Content starts

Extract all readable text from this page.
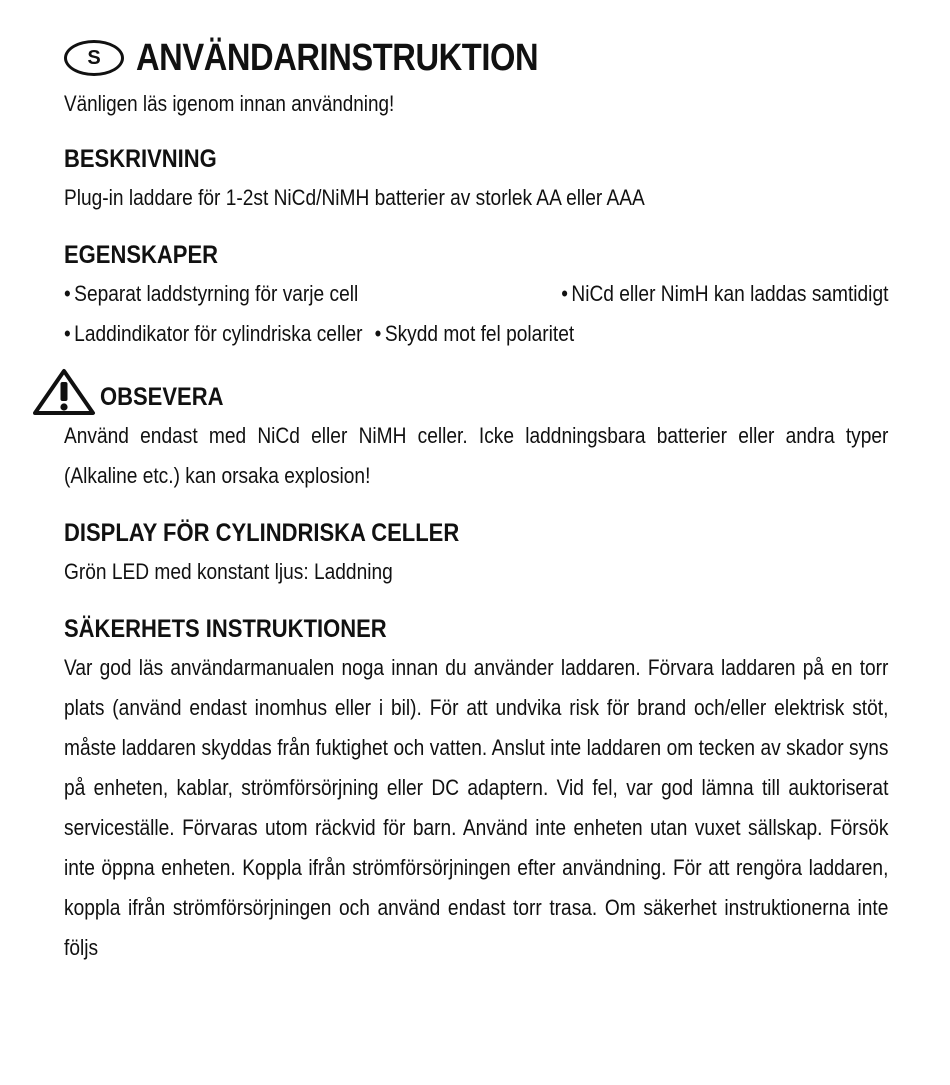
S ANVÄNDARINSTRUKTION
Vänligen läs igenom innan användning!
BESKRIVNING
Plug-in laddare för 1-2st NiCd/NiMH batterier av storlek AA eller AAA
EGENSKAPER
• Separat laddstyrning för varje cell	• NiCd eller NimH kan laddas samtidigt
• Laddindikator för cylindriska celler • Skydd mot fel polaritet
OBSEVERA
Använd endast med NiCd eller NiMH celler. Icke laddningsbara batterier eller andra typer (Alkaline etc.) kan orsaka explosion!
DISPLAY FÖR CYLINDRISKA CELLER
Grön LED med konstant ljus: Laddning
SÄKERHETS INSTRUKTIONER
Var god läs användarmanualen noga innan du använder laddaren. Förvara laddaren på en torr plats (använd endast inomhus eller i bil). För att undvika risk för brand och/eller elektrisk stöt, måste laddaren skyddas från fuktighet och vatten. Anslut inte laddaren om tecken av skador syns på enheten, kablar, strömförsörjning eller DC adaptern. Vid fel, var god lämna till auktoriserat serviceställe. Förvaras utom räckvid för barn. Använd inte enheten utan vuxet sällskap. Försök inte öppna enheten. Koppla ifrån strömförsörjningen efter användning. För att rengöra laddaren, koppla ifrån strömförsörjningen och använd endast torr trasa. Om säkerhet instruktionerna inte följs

Content ends
Content starts

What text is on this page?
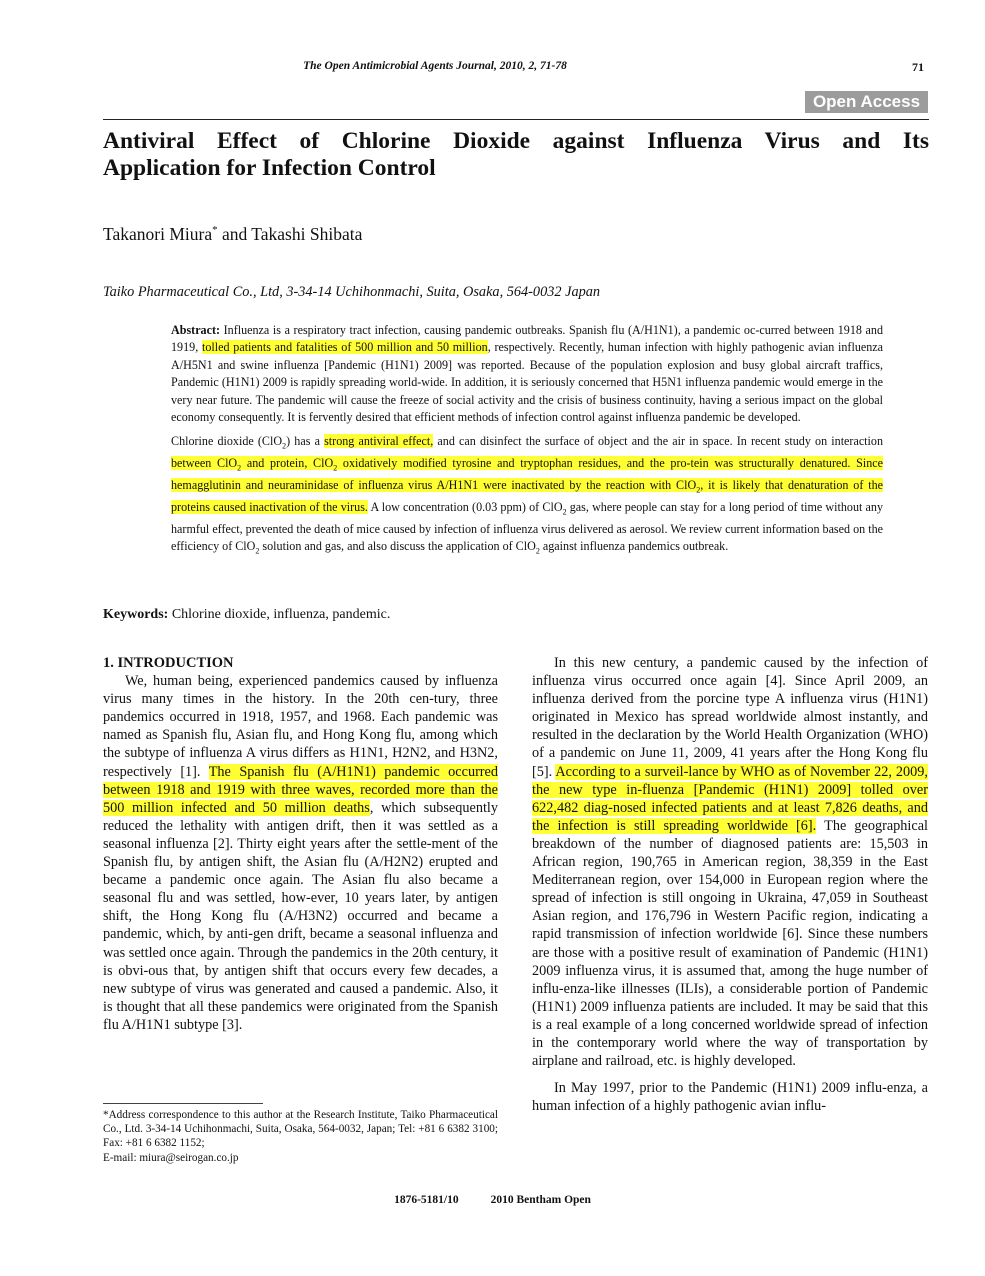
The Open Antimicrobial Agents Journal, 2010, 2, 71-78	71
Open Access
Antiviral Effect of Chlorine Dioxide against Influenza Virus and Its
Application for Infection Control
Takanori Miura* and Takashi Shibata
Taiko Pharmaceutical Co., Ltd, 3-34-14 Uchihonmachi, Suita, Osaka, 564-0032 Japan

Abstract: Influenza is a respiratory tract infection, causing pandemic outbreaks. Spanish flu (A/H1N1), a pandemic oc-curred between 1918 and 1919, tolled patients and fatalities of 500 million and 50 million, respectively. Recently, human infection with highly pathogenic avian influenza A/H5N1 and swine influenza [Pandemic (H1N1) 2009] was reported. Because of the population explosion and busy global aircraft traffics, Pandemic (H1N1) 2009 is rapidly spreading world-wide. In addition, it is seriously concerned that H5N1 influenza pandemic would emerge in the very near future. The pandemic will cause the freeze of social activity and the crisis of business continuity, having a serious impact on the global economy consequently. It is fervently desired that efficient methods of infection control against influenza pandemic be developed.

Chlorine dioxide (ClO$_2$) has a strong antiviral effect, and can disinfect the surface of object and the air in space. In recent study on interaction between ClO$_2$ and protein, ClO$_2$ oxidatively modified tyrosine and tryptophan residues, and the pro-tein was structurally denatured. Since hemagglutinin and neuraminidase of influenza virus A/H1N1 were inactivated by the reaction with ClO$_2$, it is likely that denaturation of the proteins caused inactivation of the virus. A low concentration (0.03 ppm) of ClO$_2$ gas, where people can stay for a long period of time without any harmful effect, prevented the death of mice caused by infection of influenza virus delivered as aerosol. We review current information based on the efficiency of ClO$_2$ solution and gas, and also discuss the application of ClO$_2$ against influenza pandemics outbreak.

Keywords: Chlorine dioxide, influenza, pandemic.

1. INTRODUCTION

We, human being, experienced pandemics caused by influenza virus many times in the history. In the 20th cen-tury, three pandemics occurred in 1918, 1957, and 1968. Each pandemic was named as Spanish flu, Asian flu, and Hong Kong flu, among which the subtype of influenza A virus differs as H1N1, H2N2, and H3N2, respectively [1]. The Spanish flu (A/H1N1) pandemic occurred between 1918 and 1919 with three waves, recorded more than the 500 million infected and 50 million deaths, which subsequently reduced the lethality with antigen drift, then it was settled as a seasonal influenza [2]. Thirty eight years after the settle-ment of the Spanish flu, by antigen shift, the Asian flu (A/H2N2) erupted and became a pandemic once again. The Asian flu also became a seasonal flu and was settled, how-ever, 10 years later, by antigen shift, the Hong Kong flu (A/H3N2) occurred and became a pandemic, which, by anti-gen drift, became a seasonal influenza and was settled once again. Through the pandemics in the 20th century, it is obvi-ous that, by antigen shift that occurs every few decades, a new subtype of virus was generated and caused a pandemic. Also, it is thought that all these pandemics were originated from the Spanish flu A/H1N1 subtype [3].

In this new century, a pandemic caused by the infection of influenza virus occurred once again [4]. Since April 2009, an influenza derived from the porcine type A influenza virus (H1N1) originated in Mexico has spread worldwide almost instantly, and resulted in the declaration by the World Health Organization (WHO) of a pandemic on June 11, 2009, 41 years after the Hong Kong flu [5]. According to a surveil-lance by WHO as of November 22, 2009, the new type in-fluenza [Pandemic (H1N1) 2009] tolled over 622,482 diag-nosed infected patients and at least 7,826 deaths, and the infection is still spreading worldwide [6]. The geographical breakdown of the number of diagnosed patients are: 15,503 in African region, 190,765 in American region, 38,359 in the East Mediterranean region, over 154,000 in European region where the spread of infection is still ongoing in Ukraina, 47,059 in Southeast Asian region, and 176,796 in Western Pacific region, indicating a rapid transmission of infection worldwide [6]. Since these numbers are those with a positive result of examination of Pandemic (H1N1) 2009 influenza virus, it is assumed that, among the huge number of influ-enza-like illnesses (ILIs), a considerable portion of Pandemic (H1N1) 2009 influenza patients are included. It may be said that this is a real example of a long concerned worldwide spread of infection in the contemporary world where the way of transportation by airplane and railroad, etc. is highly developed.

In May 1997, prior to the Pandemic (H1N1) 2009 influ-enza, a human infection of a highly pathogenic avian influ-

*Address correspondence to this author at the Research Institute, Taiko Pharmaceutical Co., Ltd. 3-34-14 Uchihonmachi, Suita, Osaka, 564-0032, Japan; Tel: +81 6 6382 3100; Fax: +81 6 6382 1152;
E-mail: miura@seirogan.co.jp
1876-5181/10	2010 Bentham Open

Content ends

- [AIM OF THE TASK]:
Which lines in the data hold the string "pathogenic"? Copy each of them.

- [ANSWER TO THE PROBLEM]:
Abstract: Influenza is a respiratory tract infection, causing pandemic outbreaks. Spanish flu (A/H1N1), a pandemic oc-curred between 1918 and 1919, tolled patients and fatalities of 500 million and 50 million, respectively. Recently, human infection with highly pathogenic avian influenza A/H5N1 and swine influenza [Pandemic (H1N1) 2009] was reported. Because of the population explosion and busy global aircraft traffics, Pandemic (H1N1) 2009 is rapidly spreading world-wide. In addition, it is seriously concerned that H5N1 influenza pandemic would emerge in the very near future. The pandemic will cause the freeze of social activity and the crisis of business continuity, having a serious impact on the global economy consequently. It is fervently desired that efficient methods of infection control against influenza pandemic be developed.
In May 1997, prior to the Pandemic (H1N1) 2009 influ-enza, a human infection of a highly pathogenic avian influ-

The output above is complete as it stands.